_What you are asked to do_
Transcribe the records that follow in their entirety, omitting any pictures.

---------- Entries supplied

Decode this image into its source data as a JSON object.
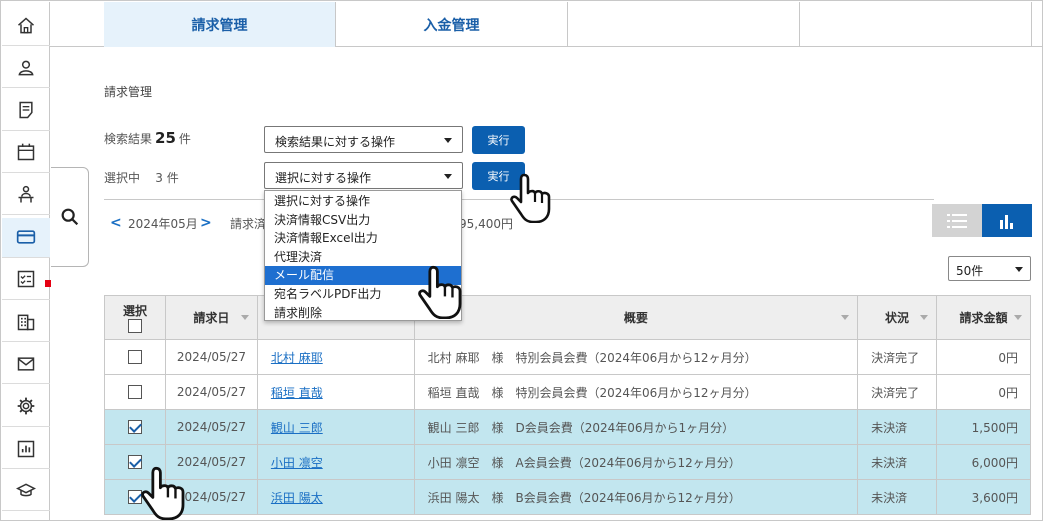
{
  "sidebar": {
    "items": [
      {
        "icon": "home-icon"
      },
      {
        "icon": "user-icon"
      },
      {
        "icon": "document-icon"
      },
      {
        "icon": "calendar-icon"
      },
      {
        "icon": "person-desk-icon"
      },
      {
        "icon": "credit-card-icon",
        "active": true
      },
      {
        "icon": "checklist-icon"
      },
      {
        "icon": "building-icon"
      },
      {
        "icon": "mail-icon"
      },
      {
        "icon": "gear-icon"
      },
      {
        "icon": "bar-chart-icon"
      },
      {
        "icon": "graduation-cap-icon"
      }
    ]
  },
  "tabs": [
    {
      "label": "請求管理",
      "active": true
    },
    {
      "label": "入金管理",
      "active": false
    },
    {
      "label": ""
    },
    {
      "label": ""
    },
    {
      "label": ""
    }
  ],
  "page": {
    "title": "請求管理",
    "search_result_label": "検索結果",
    "search_result_count": "25",
    "search_result_unit": "件",
    "selected_label": "選択中",
    "selected_count": "3 件",
    "result_action_select": "検索結果に対する操作",
    "selection_action_select": "選択に対する操作",
    "exec_label": "実行"
  },
  "month_nav": {
    "prev": "<",
    "month": "2024年05月",
    "next": ">",
    "summary_a": "請求済",
    "summary_b": "95,400円"
  },
  "per_page": "50件",
  "dropdown": {
    "items": [
      {
        "label": "選択に対する操作"
      },
      {
        "label": "決済情報CSV出力"
      },
      {
        "label": "決済情報Excel出力"
      },
      {
        "label": "代理決済"
      },
      {
        "label": "メール配信",
        "highlighted": true
      },
      {
        "label": "宛名ラベルPDF出力"
      },
      {
        "label": "請求削除"
      }
    ]
  },
  "table": {
    "headers": {
      "select": "選択",
      "date": "請求日",
      "name": "",
      "summary": "概要",
      "status": "状況",
      "amount": "請求金額"
    },
    "rows": [
      {
        "checked": false,
        "date": "2024/05/27",
        "name": "北村 麻耶",
        "summary": "北村 麻耶　様　特別会員会費（2024年06月から12ヶ月分）",
        "status": "決済完了",
        "amount": "0円"
      },
      {
        "checked": false,
        "date": "2024/05/27",
        "name": "稲垣 直哉",
        "summary": "稲垣 直哉　様　特別会員会費（2024年06月から12ヶ月分）",
        "status": "決済完了",
        "amount": "0円"
      },
      {
        "checked": true,
        "date": "2024/05/27",
        "name": "観山 三郎",
        "summary": "観山 三郎　様　D会員会費（2024年06月から1ヶ月分）",
        "status": "未決済",
        "amount": "1,500円"
      },
      {
        "checked": true,
        "date": "2024/05/27",
        "name": "小田 凛空",
        "summary": "小田 凛空　様　A会員会費（2024年06月から12ヶ月分）",
        "status": "未決済",
        "amount": "6,000円"
      },
      {
        "checked": true,
        "date": "2024/05/27",
        "name": "浜田 陽太",
        "summary": "浜田 陽太　様　B会員会費（2024年06月から12ヶ月分）",
        "status": "未決済",
        "amount": "3,600円"
      }
    ]
  },
  "colors": {
    "accent": "#0b5fb0",
    "link": "#1a6fc4",
    "row_selected": "#c2e6ef",
    "menu_highlight": "#1e6fd0",
    "badge_red": "#e50012"
  }
}
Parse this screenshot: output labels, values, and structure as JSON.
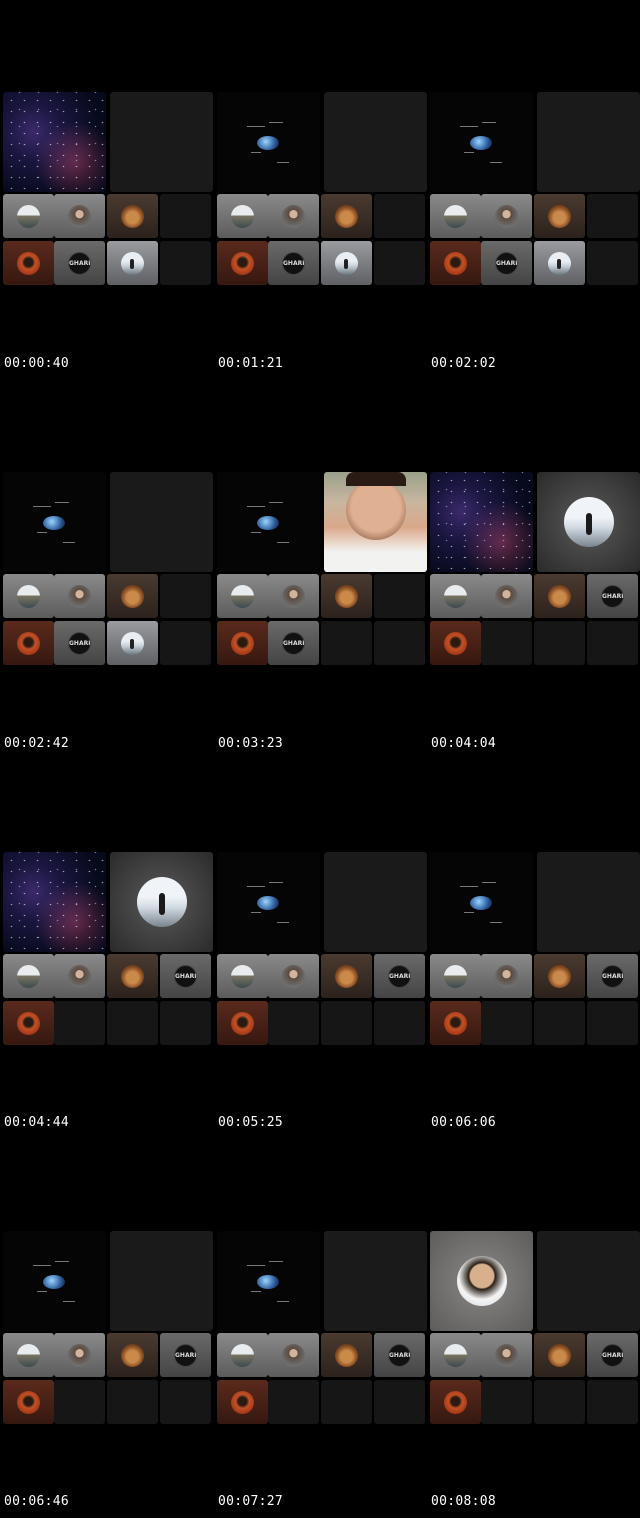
{
  "timestamps": [
    "00:00:40",
    "00:01:21",
    "00:02:02",
    "00:02:42",
    "00:03:23",
    "00:04:04",
    "00:04:44",
    "00:05:25",
    "00:06:06",
    "00:06:46",
    "00:07:27",
    "00:08:08"
  ],
  "avatars": {
    "building": "building-photo-avatar",
    "woman": "woman-portrait-avatar",
    "cat": "cat-avatar",
    "man": "man-red-background-avatar",
    "gharib": "GHARIB",
    "snow": "person-in-snow-avatar"
  }
}
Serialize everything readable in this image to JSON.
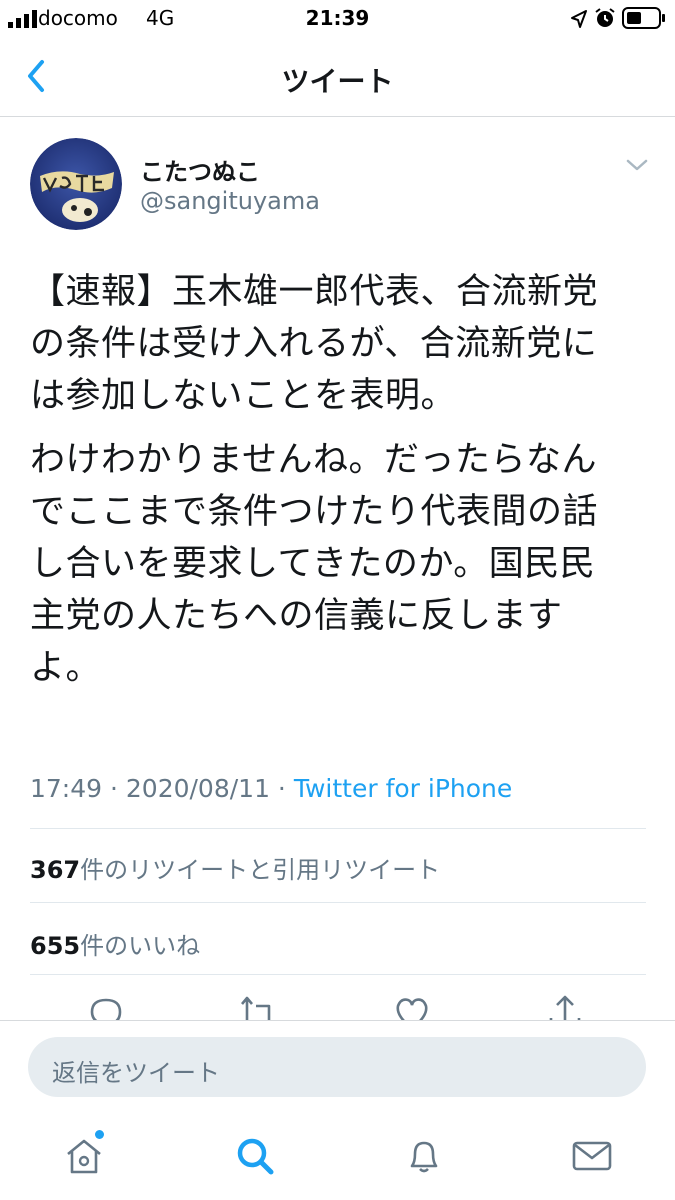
{
  "status_bar": {
    "carrier": "docomo",
    "network": "4G",
    "time": "21:39"
  },
  "header": {
    "title": "ツイート"
  },
  "tweet": {
    "display_name": "こたつぬこ",
    "handle": "@sangituyama",
    "paragraphs": [
      "【速報】玉木雄一郎代表、合流新党の条件は受け入れるが、合流新党には参加しないことを表明。",
      "わけわかりませんね。だったらなんでここまで条件つけたり代表間の話し合いを要求してきたのか。国民民主党の人たちへの信義に反しますよ。"
    ],
    "time": "17:49",
    "separator": " · ",
    "date": "2020/08/11",
    "source": "Twitter for iPhone",
    "retweets_count": "367",
    "retweets_label": "件のリツイートと引用リツイート",
    "likes_count": "655",
    "likes_label": "件のいいね"
  },
  "actions": [
    "reply-icon",
    "retweet-icon",
    "like-icon",
    "share-icon"
  ],
  "reply_bar": {
    "placeholder": "返信をツイート"
  },
  "tab_bar": [
    "home-icon",
    "search-icon",
    "notifications-icon",
    "messages-icon"
  ],
  "colors": {
    "accent": "#1da1f2",
    "text": "#14171a",
    "secondary": "#657786",
    "divider": "#e1e8ed"
  }
}
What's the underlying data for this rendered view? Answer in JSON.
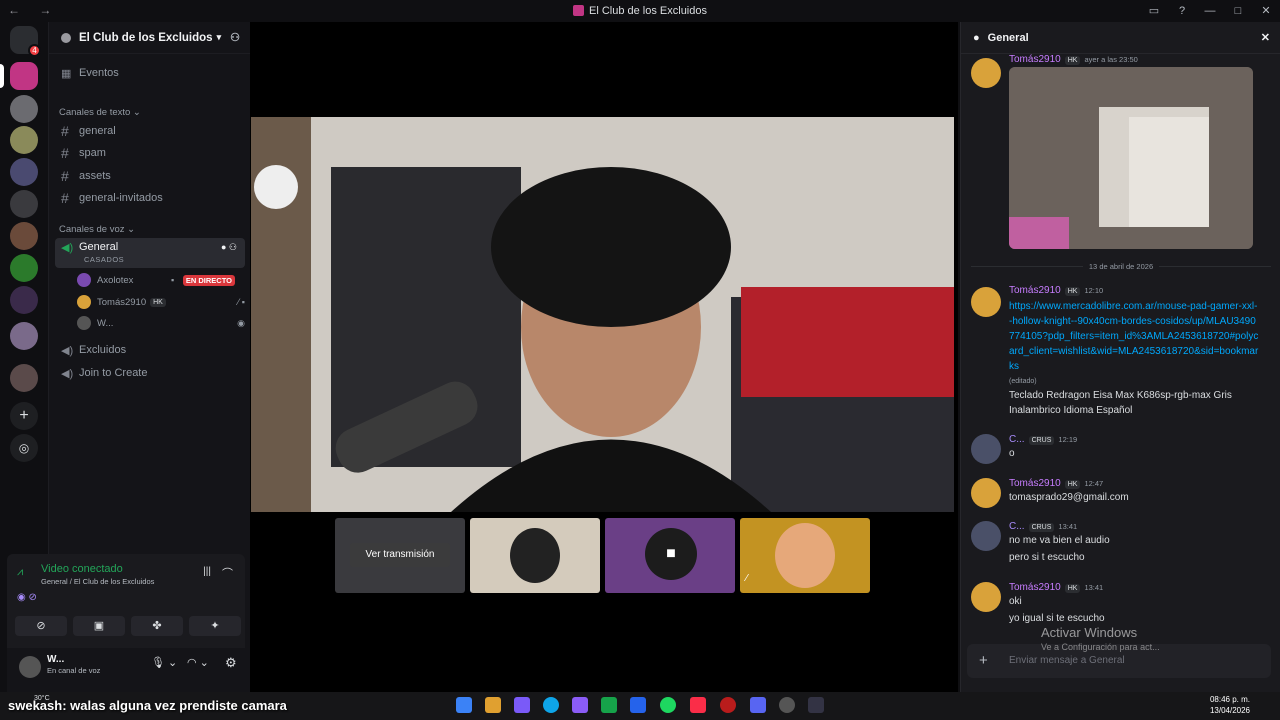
{
  "window": {
    "title": "El Club de los Excluidos"
  },
  "server": {
    "name": "El Club de los Excluidos"
  },
  "sidebar": {
    "events": "Eventos",
    "text_category": "Canales de texto",
    "text_channels": [
      "general",
      "spam",
      "assets",
      "general-invitados"
    ],
    "voice_category": "Canales de voz",
    "active_voice": {
      "name": "General",
      "status": "CASADOS"
    },
    "voice_users": [
      {
        "name": "Axolotex",
        "live": "EN DIRECTO"
      },
      {
        "name": "Tomás2910",
        "tag": "HK"
      },
      {
        "name": "W..."
      }
    ],
    "other_voice": [
      "Excluidos",
      "Join to Create"
    ]
  },
  "voice_panel": {
    "status": "Video conectado",
    "location": "General / El Club de los Excluidos"
  },
  "user": {
    "name": "W...",
    "status": "En canal de voz"
  },
  "stage": {
    "watch_label": "Ver transmisión"
  },
  "chat": {
    "title": "General",
    "date_divider": "13 de abril de 2026",
    "messages": [
      {
        "author": "Tomás2910",
        "tag": "HK",
        "time": "ayer a las 23:50"
      },
      {
        "author": "Tomás2910",
        "tag": "HK",
        "time": "12:10",
        "link": "https://www.mercadolibre.com.ar/mouse-pad-gamer-xxl--hollow-knight--90x40cm-bordes-cosidos/up/MLAU3490774105?pdp_filters=item_id%3AMLA2453618720#polycard_client=wishlist&wid=MLA2453618720&sid=bookmarks",
        "edited": "(editado)",
        "text": "Teclado Redragon Eisa Max K686sp-rgb-max Gris Inalambrico Idioma Español"
      },
      {
        "author": "C...",
        "tag": "CRUS",
        "time": "12:19",
        "text": "o"
      },
      {
        "author": "Tomás2910",
        "tag": "HK",
        "time": "12:47",
        "text": "tomasprado29@gmail.com"
      },
      {
        "author": "C...",
        "tag": "CRUS",
        "time": "13:41",
        "text": "no me va bien el audio",
        "text2": "pero si t escucho"
      },
      {
        "author": "Tomás2910",
        "tag": "HK",
        "time": "13:41",
        "text": "oki",
        "text2": "yo igual si te escucho"
      }
    ],
    "input_placeholder": "Enviar mensaje a General"
  },
  "watermark": {
    "title": "Activar Windows",
    "sub": "Ve a Configuración para act..."
  },
  "overlay": {
    "user": "swekash",
    "text": ": walas alguna vez prendiste camara"
  },
  "taskbar": {
    "weather": "30°C",
    "time": "08:46 p. m.",
    "date": "13/04/2026"
  },
  "colors": {
    "accent": "#5865f2",
    "online": "#23a559",
    "live": "#da373c",
    "mention": "#c77dff"
  }
}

--------------------

_Full answer_
Decode this image into its source data as a JSON object.
{
  "sidebar": {
    "items": [
      {
        "icon": "home-icon"
      },
      {
        "icon": "user-icon"
      },
      {
        "icon": "document-icon"
      },
      {
        "icon": "calendar-icon"
      },
      {
        "icon": "person-desk-icon"
      },
      {
        "icon": "credit-card-icon",
        "active": true
      },
      {
        "icon": "checklist-icon"
      },
      {
        "icon": "building-icon"
      },
      {
        "icon": "mail-icon"
      },
      {
        "icon": "gear-icon"
      },
      {
        "icon": "bar-chart-icon"
      },
      {
        "icon": "graduation-cap-icon"
      }
    ]
  },
  "tabs": [
    {
      "label": "請求管理",
      "active": true
    },
    {
      "label": "入金管理",
      "active": false
    },
    {
      "label": ""
    },
    {
      "label": ""
    },
    {
      "label": ""
    }
  ],
  "page": {
    "title": "請求管理",
    "search_result_label": "検索結果",
    "search_result_count": "25",
    "search_result_unit": "件",
    "selected_label": "選択中",
    "selected_count": "3 件",
    "result_action_select": "検索結果に対する操作",
    "selection_action_select": "選択に対する操作",
    "exec_label": "実行"
  },
  "month_nav": {
    "prev": "<",
    "month": "2024年05月",
    "next": ">",
    "summary_a": "請求済",
    "summary_b": "95,400円"
  },
  "per_page": "50件",
  "dropdown": {
    "items": [
      {
        "label": "選択に対する操作"
      },
      {
        "label": "決済情報CSV出力"
      },
      {
        "label": "決済情報Excel出力"
      },
      {
        "label": "代理決済"
      },
      {
        "label": "メール配信",
        "highlighted": true
      },
      {
        "label": "宛名ラベルPDF出力"
      },
      {
        "label": "請求削除"
      }
    ]
  },
  "table": {
    "headers": {
      "select": "選択",
      "date": "請求日",
      "name": "",
      "summary": "概要",
      "status": "状況",
      "amount": "請求金額"
    },
    "rows": [
      {
        "checked": false,
        "date": "2024/05/27",
        "name": "北村 麻耶",
        "summary": "北村 麻耶　様　特別会員会費（2024年06月から12ヶ月分）",
        "status": "決済完了",
        "amount": "0円"
      },
      {
        "checked": false,
        "date": "2024/05/27",
        "name": "稲垣 直哉",
        "summary": "稲垣 直哉　様　特別会員会費（2024年06月から12ヶ月分）",
        "status": "決済完了",
        "amount": "0円"
      },
      {
        "checked": true,
        "date": "2024/05/27",
        "name": "観山 三郎",
        "summary": "観山 三郎　様　D会員会費（2024年06月から1ヶ月分）",
        "status": "未決済",
        "amount": "1,500円"
      },
      {
        "checked": true,
        "date": "2024/05/27",
        "name": "小田 凛空",
        "summary": "小田 凛空　様　A会員会費（2024年06月から12ヶ月分）",
        "status": "未決済",
        "amount": "6,000円"
      },
      {
        "checked": true,
        "date": "2024/05/27",
        "name": "浜田 陽太",
        "summary": "浜田 陽太　様　B会員会費（2024年06月から12ヶ月分）",
        "status": "未決済",
        "amount": "3,600円"
      }
    ]
  },
  "colors": {
    "accent": "#0b5fb0",
    "link": "#1a6fc4",
    "row_selected": "#c2e6ef",
    "menu_highlight": "#1e6fd0",
    "badge_red": "#e50012"
  }
}
Parse this screenshot: output labels, values, and structure as JSON.
{
  "timestamps": [
    "00:00:40",
    "00:01:21",
    "00:02:02",
    "00:02:42",
    "00:03:23",
    "00:04:04",
    "00:04:44",
    "00:05:25",
    "00:06:06",
    "00:06:46",
    "00:07:27",
    "00:08:08"
  ],
  "avatars": {
    "building": "building-photo-avatar",
    "woman": "woman-portrait-avatar",
    "cat": "cat-avatar",
    "man": "man-red-background-avatar",
    "gharib": "GHARIB",
    "snow": "person-in-snow-avatar"
  }
}
Serialize everything readable in this image to JSON.
{
  "status_bar": {
    "carrier": "docomo",
    "network": "4G",
    "time": "21:39"
  },
  "header": {
    "title": "ツイート"
  },
  "tweet": {
    "display_name": "こたつぬこ",
    "handle": "@sangituyama",
    "paragraphs": [
      "【速報】玉木雄一郎代表、合流新党の条件は受け入れるが、合流新党には参加しないことを表明。",
      "わけわかりませんね。だったらなんでここまで条件つけたり代表間の話し合いを要求してきたのか。国民民主党の人たちへの信義に反しますよ。"
    ],
    "time": "17:49",
    "separator": " · ",
    "date": "2020/08/11",
    "source": "Twitter for iPhone",
    "retweets_count": "367",
    "retweets_label": "件のリツイートと引用リツイート",
    "likes_count": "655",
    "likes_label": "件のいいね"
  },
  "actions": [
    "reply-icon",
    "retweet-icon",
    "like-icon",
    "share-icon"
  ],
  "reply_bar": {
    "placeholder": "返信をツイート"
  },
  "tab_bar": [
    "home-icon",
    "search-icon",
    "notifications-icon",
    "messages-icon"
  ],
  "colors": {
    "accent": "#1da1f2",
    "text": "#14171a",
    "secondary": "#657786",
    "divider": "#e1e8ed"
  }
}
What's the underlying data for this rendered view? Answer in JSON.
{
  "window": {
    "title": "El Club de los Excluidos"
  },
  "server": {
    "name": "El Club de los Excluidos"
  },
  "sidebar": {
    "events": "Eventos",
    "text_category": "Canales de texto",
    "text_channels": [
      "general",
      "spam",
      "assets",
      "general-invitados"
    ],
    "voice_category": "Canales de voz",
    "active_voice": {
      "name": "General",
      "status": "CASADOS"
    },
    "voice_users": [
      {
        "name": "Axolotex",
        "live": "EN DIRECTO"
      },
      {
        "name": "Tomás2910",
        "tag": "HK"
      },
      {
        "name": "W..."
      }
    ],
    "other_voice": [
      "Excluidos",
      "Join to Create"
    ]
  },
  "voice_panel": {
    "status": "Video conectado",
    "location": "General / El Club de los Excluidos"
  },
  "user": {
    "name": "W...",
    "status": "En canal de voz"
  },
  "stage": {
    "watch_label": "Ver transmisión"
  },
  "chat": {
    "title": "General",
    "date_divider": "13 de abril de 2026",
    "messages": [
      {
        "author": "Tomás2910",
        "tag": "HK",
        "time": "ayer a las 23:50"
      },
      {
        "author": "Tomás2910",
        "tag": "HK",
        "time": "12:10",
        "link": "https://www.mercadolibre.com.ar/mouse-pad-gamer-xxl--hollow-knight--90x40cm-bordes-cosidos/up/MLAU3490774105?pdp_filters=item_id%3AMLA2453618720#polycard_client=wishlist&wid=MLA2453618720&sid=bookmarks",
        "edited": "(editado)",
        "text": "Teclado Redragon Eisa Max K686sp-rgb-max Gris Inalambrico Idioma Español"
      },
      {
        "author": "C...",
        "tag": "CRUS",
        "time": "12:19",
        "text": "o"
      },
      {
        "author": "Tomás2910",
        "tag": "HK",
        "time": "12:47",
        "text": "tomasprado29@gmail.com"
      },
      {
        "author": "C...",
        "tag": "CRUS",
        "time": "13:41",
        "text": "no me va bien el audio",
        "text2": "pero si t escucho"
      },
      {
        "author": "Tomás2910",
        "tag": "HK",
        "time": "13:41",
        "text": "oki",
        "text2": "yo igual si te escucho"
      }
    ],
    "input_placeholder": "Enviar mensaje a General"
  },
  "watermark": {
    "title": "Activar Windows",
    "sub": "Ve a Configuración para act..."
  },
  "overlay": {
    "user": "swekash",
    "text": ": walas alguna vez prendiste camara"
  },
  "taskbar": {
    "weather": "30°C",
    "time": "08:46 p. m.",
    "date": "13/04/2026"
  },
  "colors": {
    "accent": "#5865f2",
    "online": "#23a559",
    "live": "#da373c",
    "mention": "#c77dff"
  }
}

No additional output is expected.